■ STATED GOAL
Output every line of the material exactly, omitting images.

■ SOURCE DATA

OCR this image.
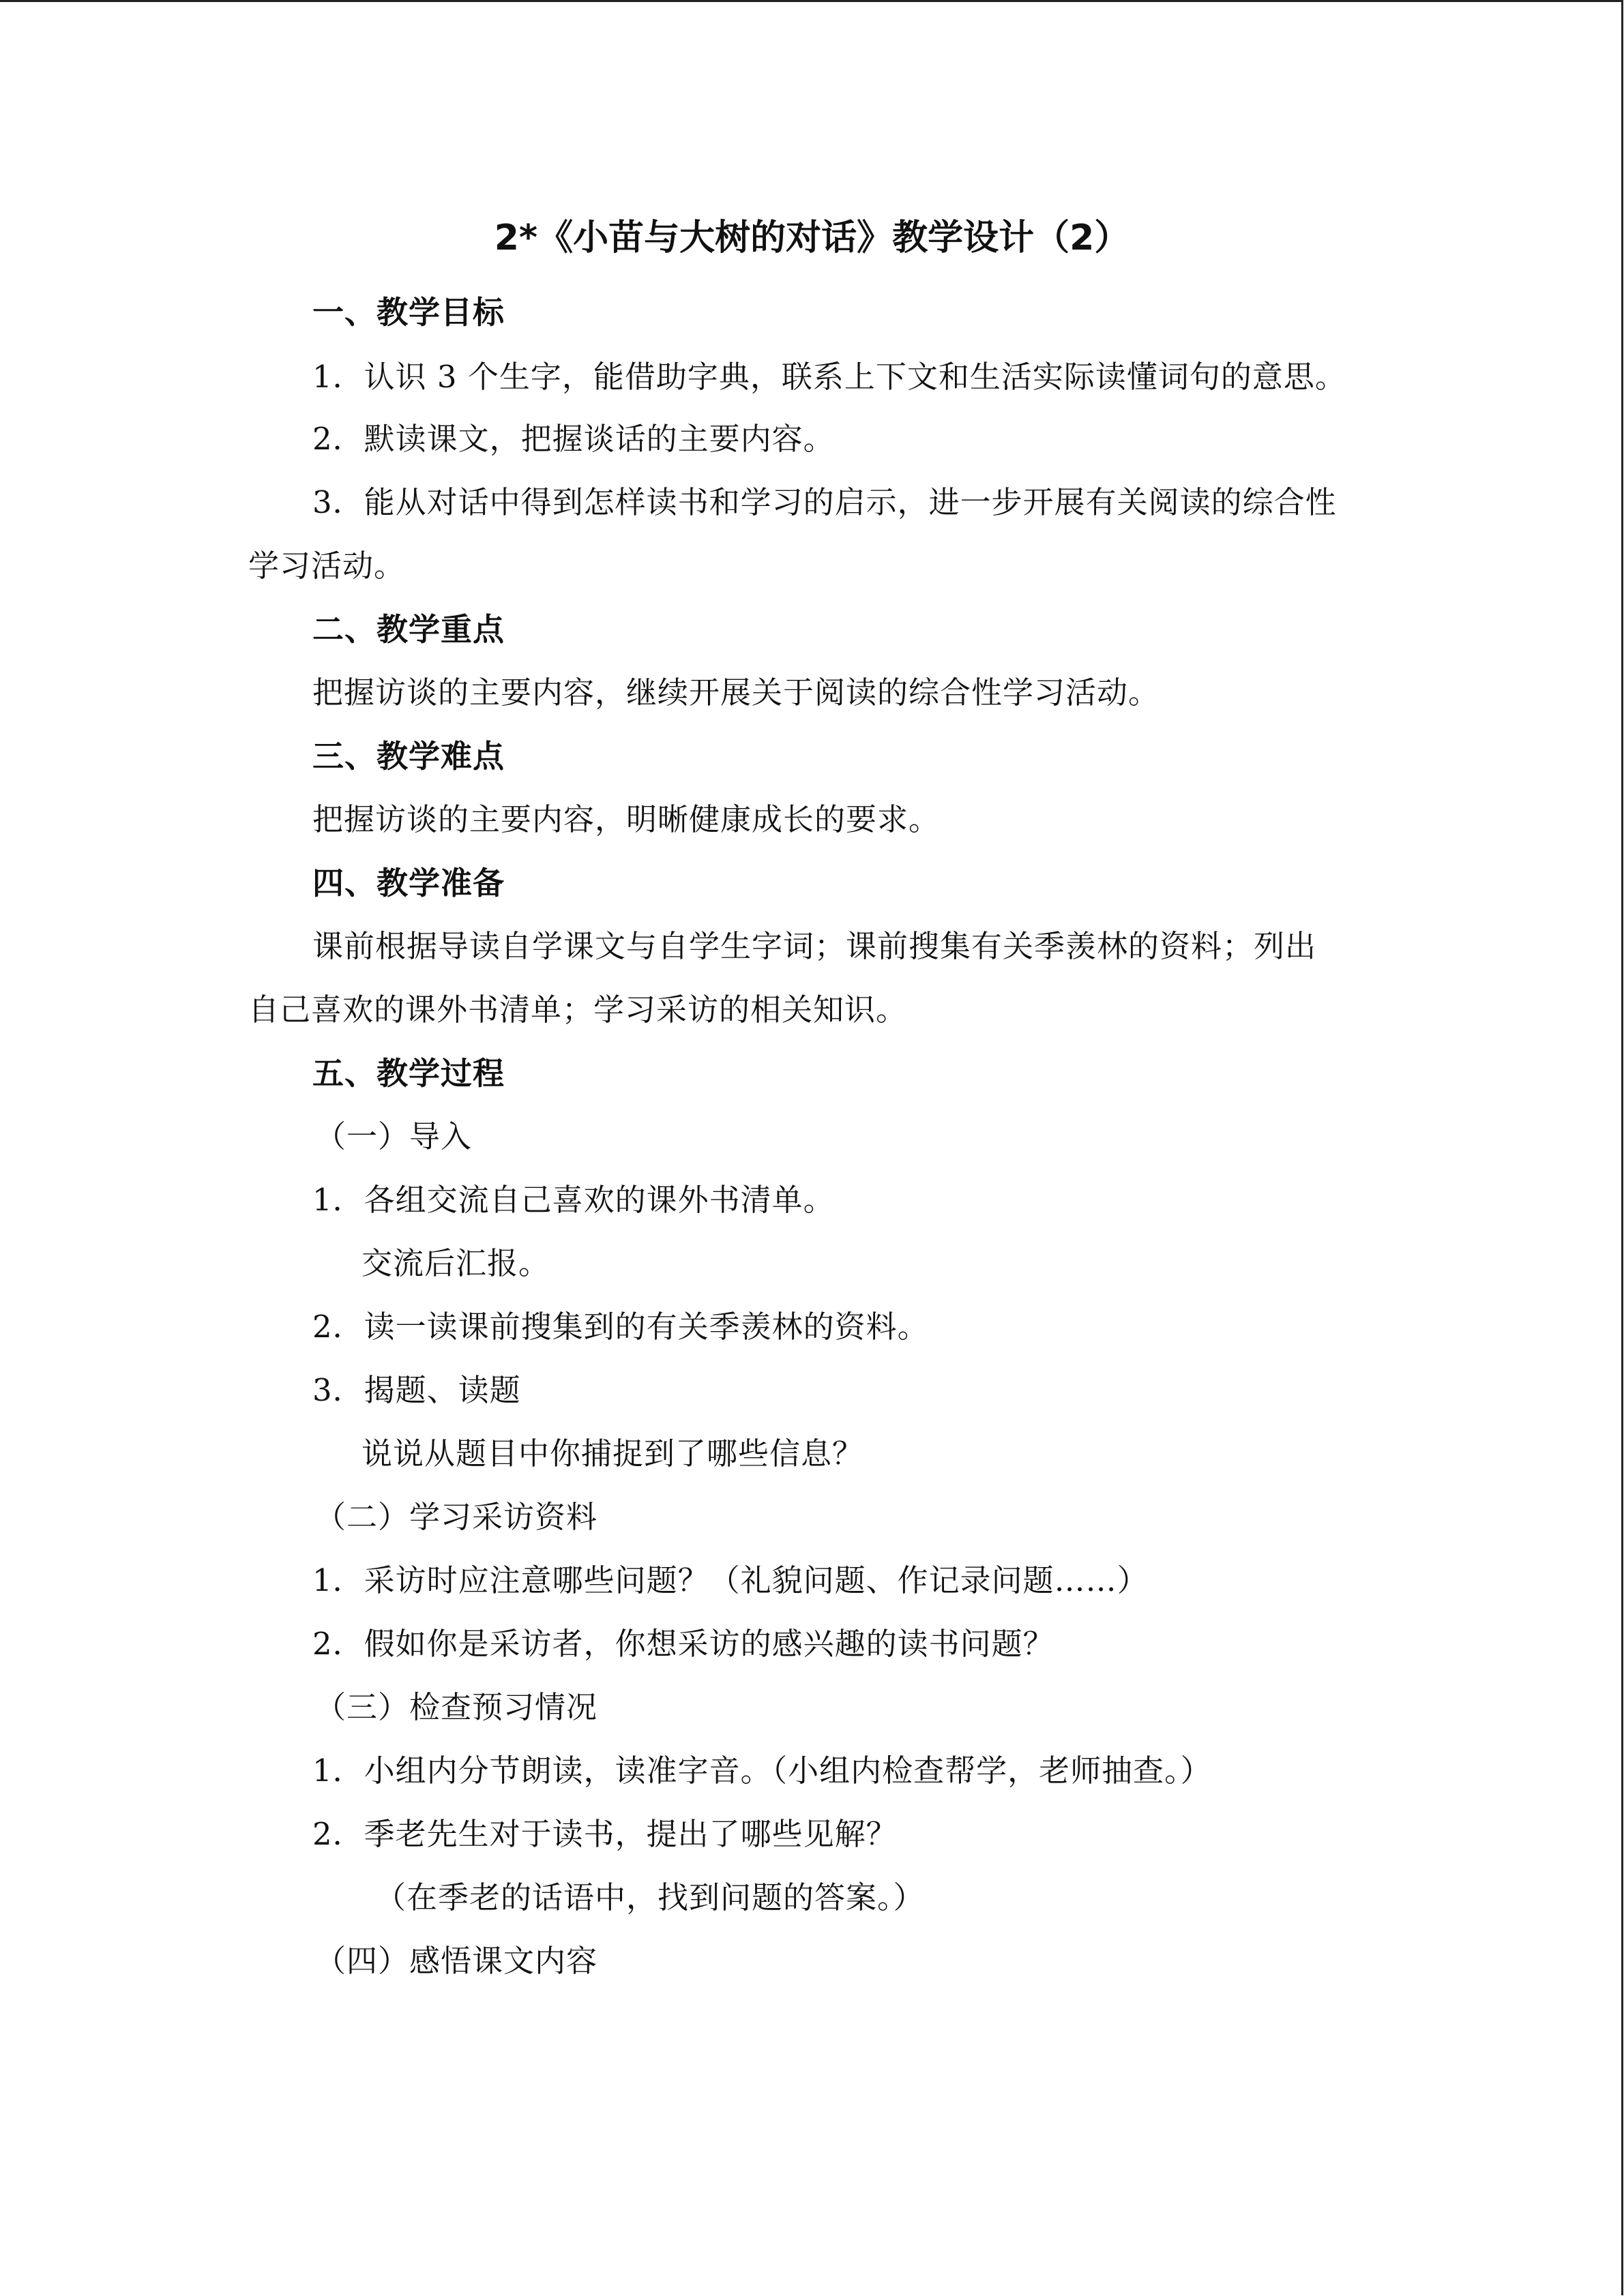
2*《小苗与大树的对话》教学设计（2）
一、教学目标
1．认识 3 个生字，能借助字典，联系上下文和生活实际读懂词句的意思。
2．默读课文，把握谈话的主要内容。
3．能从对话中得到怎样读书和学习的启示，进一步开展有关阅读的综合性
学习活动。
二、教学重点
把握访谈的主要内容，继续开展关于阅读的综合性学习活动。
三、教学难点
把握访谈的主要内容，明晰健康成长的要求。
四、教学准备
课前根据导读自学课文与自学生字词；课前搜集有关季羡林的资料；列出
自己喜欢的课外书清单；学习采访的相关知识。
五、教学过程
（一）导入
1．各组交流自己喜欢的课外书清单。
交流后汇报。
2．读一读课前搜集到的有关季羡林的资料。
3．揭题、读题
说说从题目中你捕捉到了哪些信息？
（二）学习采访资料
1．采访时应注意哪些问题？（礼貌问题、作记录问题……）
2．假如你是采访者，你想采访的感兴趣的读书问题？
（三）检查预习情况
1．小组内分节朗读，读准字音。（小组内检查帮学，老师抽查。）
2．季老先生对于读书，提出了哪些见解？
（在季老的话语中，找到问题的答案。）
（四）感悟课文内容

■ WRITTEN SOLUTION
OCR this image.
2*《小苗与大树的对话》教学设计（2）
一、教学目标
1．认识 3 个生字，能借助字典，联系上下文和生活实际读懂词句的意思。
2．默读课文，把握谈话的主要内容。
3．能从对话中得到怎样读书和学习的启示，进一步开展有关阅读的综合性
学习活动。
二、教学重点
把握访谈的主要内容，继续开展关于阅读的综合性学习活动。
三、教学难点
把握访谈的主要内容，明晰健康成长的要求。
四、教学准备
课前根据导读自学课文与自学生字词；课前搜集有关季羡林的资料；列出
自己喜欢的课外书清单；学习采访的相关知识。
五、教学过程
（一）导入
1．各组交流自己喜欢的课外书清单。
交流后汇报。
2．读一读课前搜集到的有关季羡林的资料。
3．揭题、读题
说说从题目中你捕捉到了哪些信息？
（二）学习采访资料
1．采访时应注意哪些问题？（礼貌问题、作记录问题……）
2．假如你是采访者，你想采访的感兴趣的读书问题？
（三）检查预习情况
1．小组内分节朗读，读准字音。（小组内检查帮学，老师抽查。）
2．季老先生对于读书，提出了哪些见解？
（在季老的话语中，找到问题的答案。）
（四）感悟课文内容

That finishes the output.